EXERCISE DESCRIPTION: Write out the listing below exactly, and omit any images you find in it.

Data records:
##############################

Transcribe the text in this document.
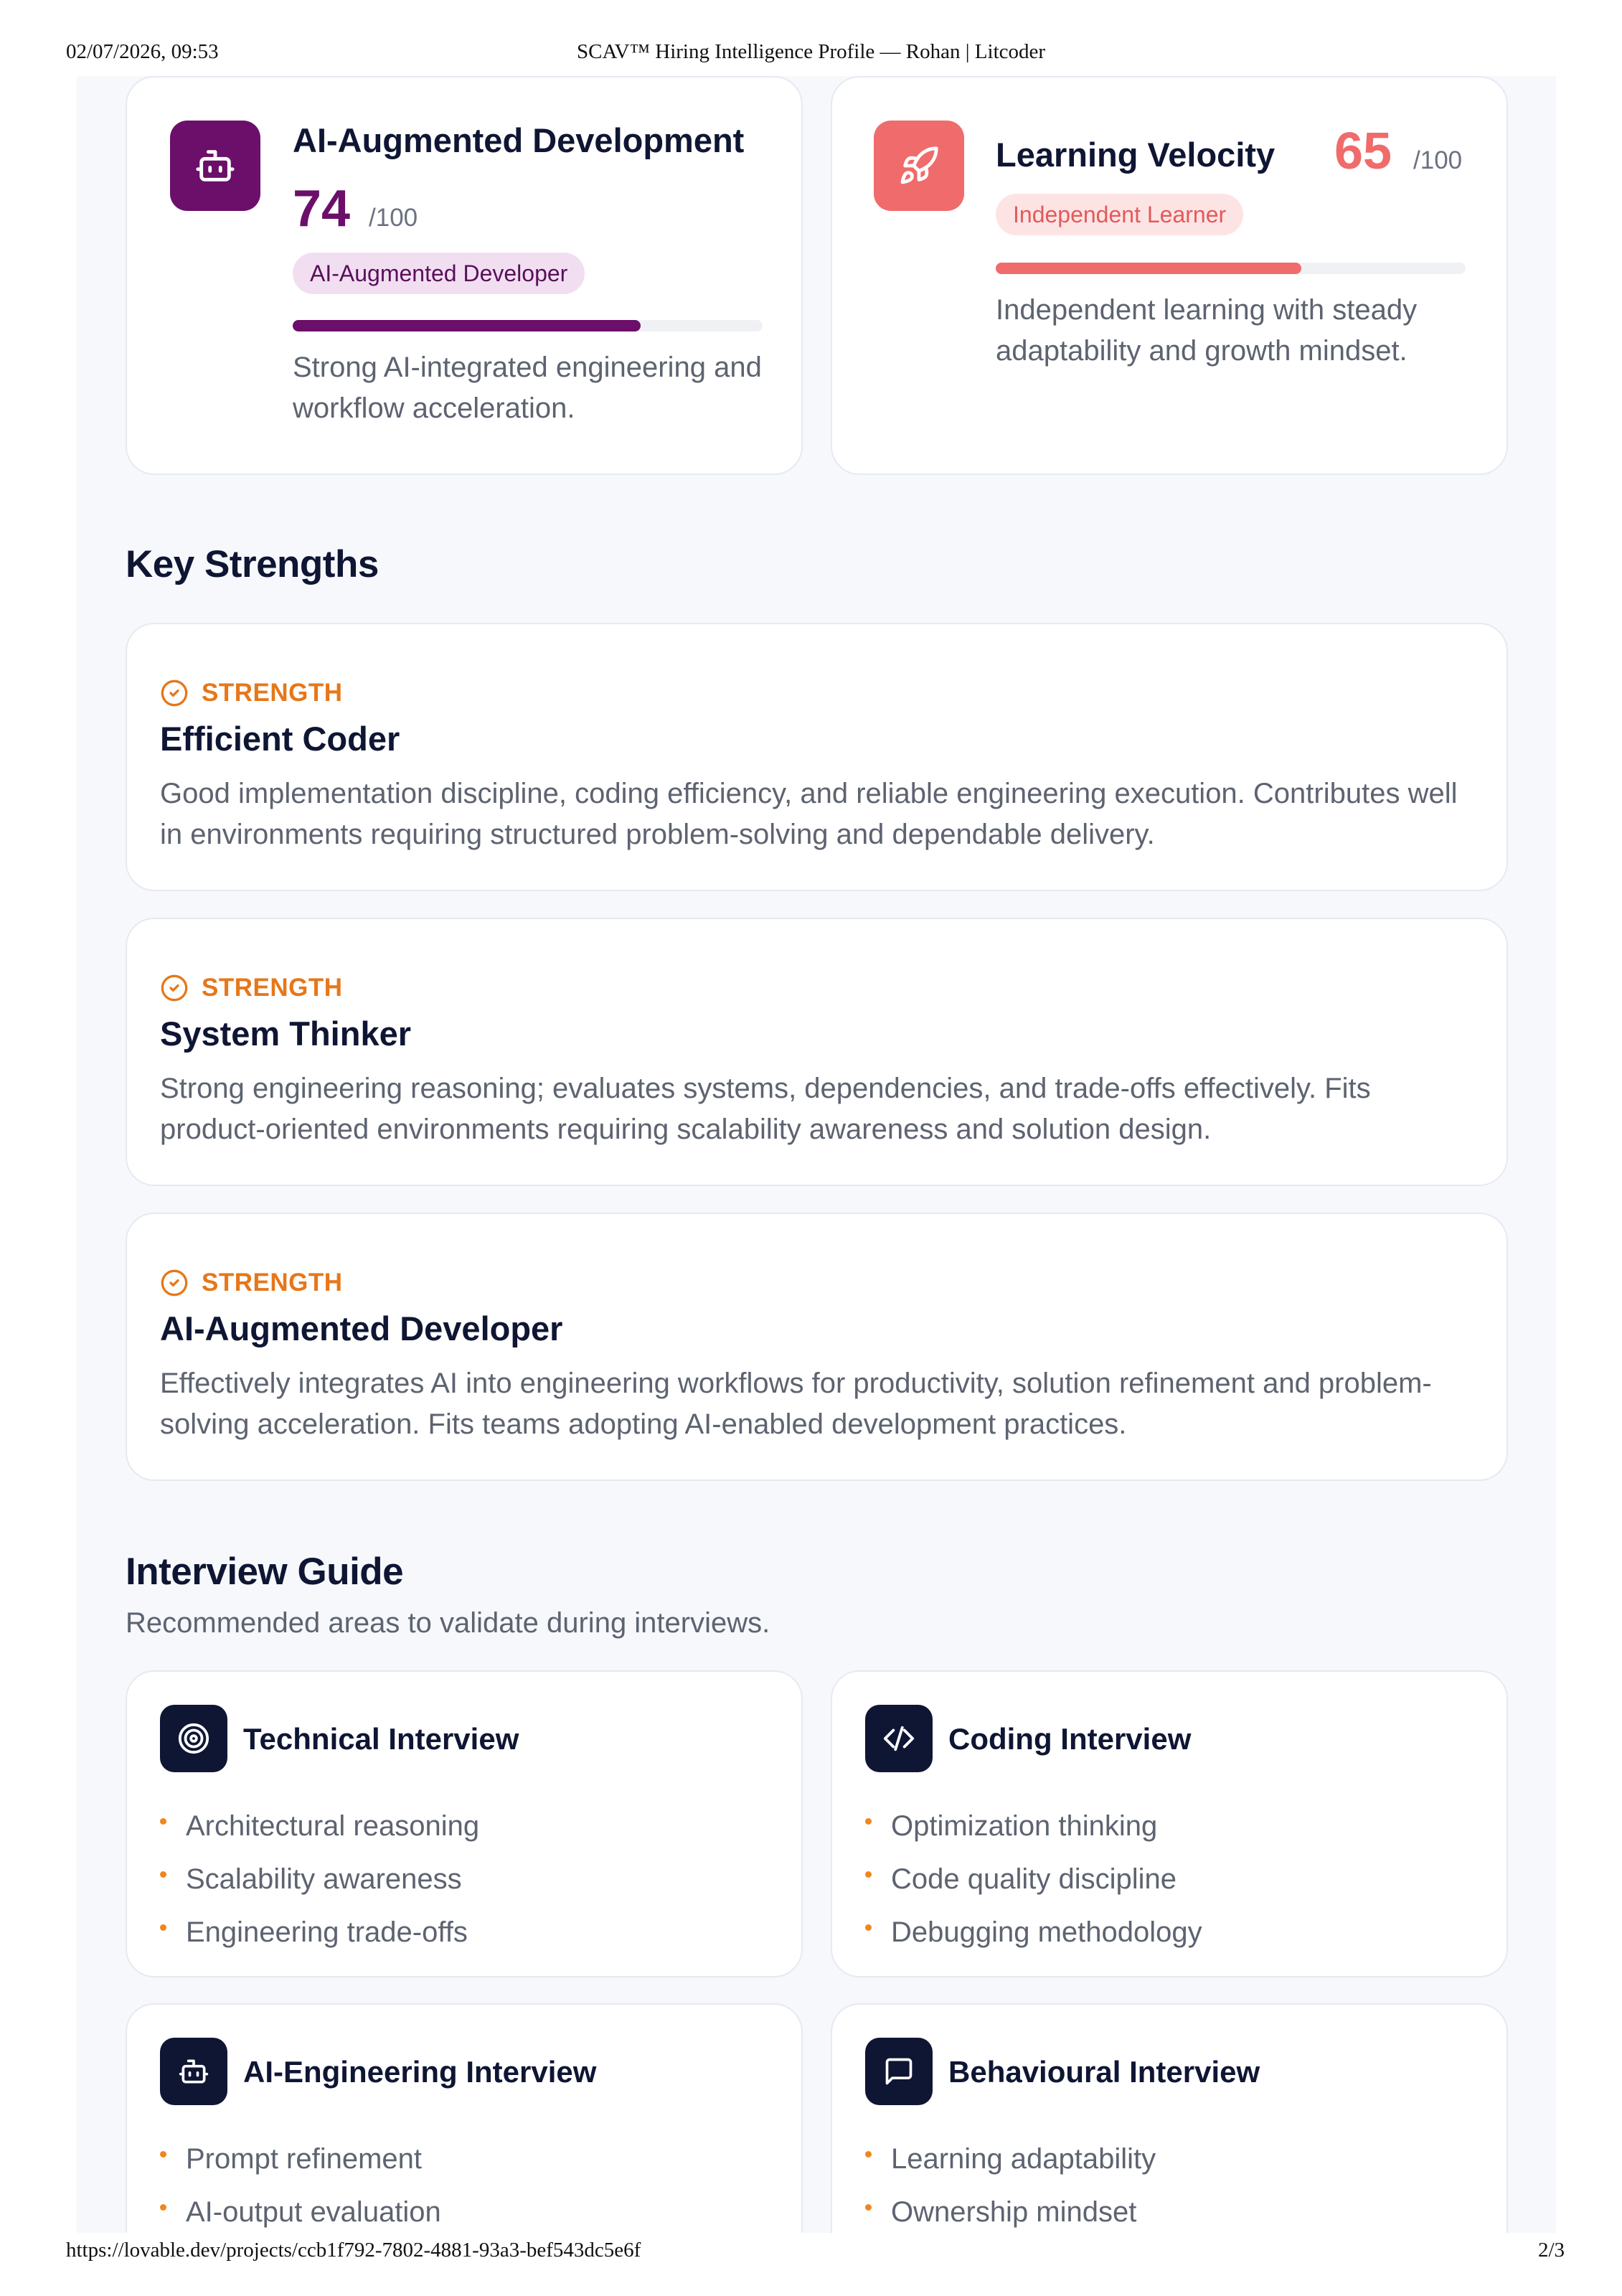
02/07/2026, 09:53	SCAV™ Hiring Intelligence Profile — Rohan | Litcoder
AI-Augmented Development
74 /100
AI-Augmented Developer
Strong AI-integrated engineering and workflow acceleration.
Learning Velocity 65 /100
Independent Learner
Independent learning with steady adaptability and growth mindset.
Key Strengths
STRENGTH
Efficient Coder
Good implementation discipline, coding efficiency, and reliable engineering execution. Contributes well in environments requiring structured problem-solving and dependable delivery.
STRENGTH
System Thinker
Strong engineering reasoning; evaluates systems, dependencies, and trade-offs effectively. Fits product-oriented environments requiring scalability awareness and solution design.
STRENGTH
AI-Augmented Developer
Effectively integrates AI into engineering workflows for productivity, solution refinement and problem-solving acceleration. Fits teams adopting AI-enabled development practices.
Interview Guide
Recommended areas to validate during interviews.
Technical Interview
Architectural reasoning
Scalability awareness
Engineering trade-offs
Coding Interview
Optimization thinking
Code quality discipline
Debugging methodology
AI-Engineering Interview
Prompt refinement
AI-output evaluation
Behavioural Interview
Learning adaptability
Ownership mindset
https://lovable.dev/projects/ccb1f792-7802-4881-93a3-bef543dc5e6f	2/3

##############################

THE RESPONSE:
Transcribe the text in this document.
02/07/2026, 09:53	SCAV™ Hiring Intelligence Profile — Rohan | Litcoder
AI-Augmented Development
74 /100
AI-Augmented Developer
Strong AI-integrated engineering and workflow acceleration.
Learning Velocity 65 /100
Independent Learner
Independent learning with steady adaptability and growth mindset.
Key Strengths
STRENGTH
Efficient Coder
Good implementation discipline, coding efficiency, and reliable engineering execution. Contributes well in environments requiring structured problem-solving and dependable delivery.
STRENGTH
System Thinker
Strong engineering reasoning; evaluates systems, dependencies, and trade-offs effectively. Fits product-oriented environments requiring scalability awareness and solution design.
STRENGTH
AI-Augmented Developer
Effectively integrates AI into engineering workflows for productivity, solution refinement and problem-solving acceleration. Fits teams adopting AI-enabled development practices.
Interview Guide
Recommended areas to validate during interviews.
Technical Interview
Architectural reasoning
Scalability awareness
Engineering trade-offs
Coding Interview
Optimization thinking
Code quality discipline
Debugging methodology
AI-Engineering Interview
Prompt refinement
AI-output evaluation
Behavioural Interview
Learning adaptability
Ownership mindset
https://lovable.dev/projects/ccb1f792-7802-4881-93a3-bef543dc5e6f	2/3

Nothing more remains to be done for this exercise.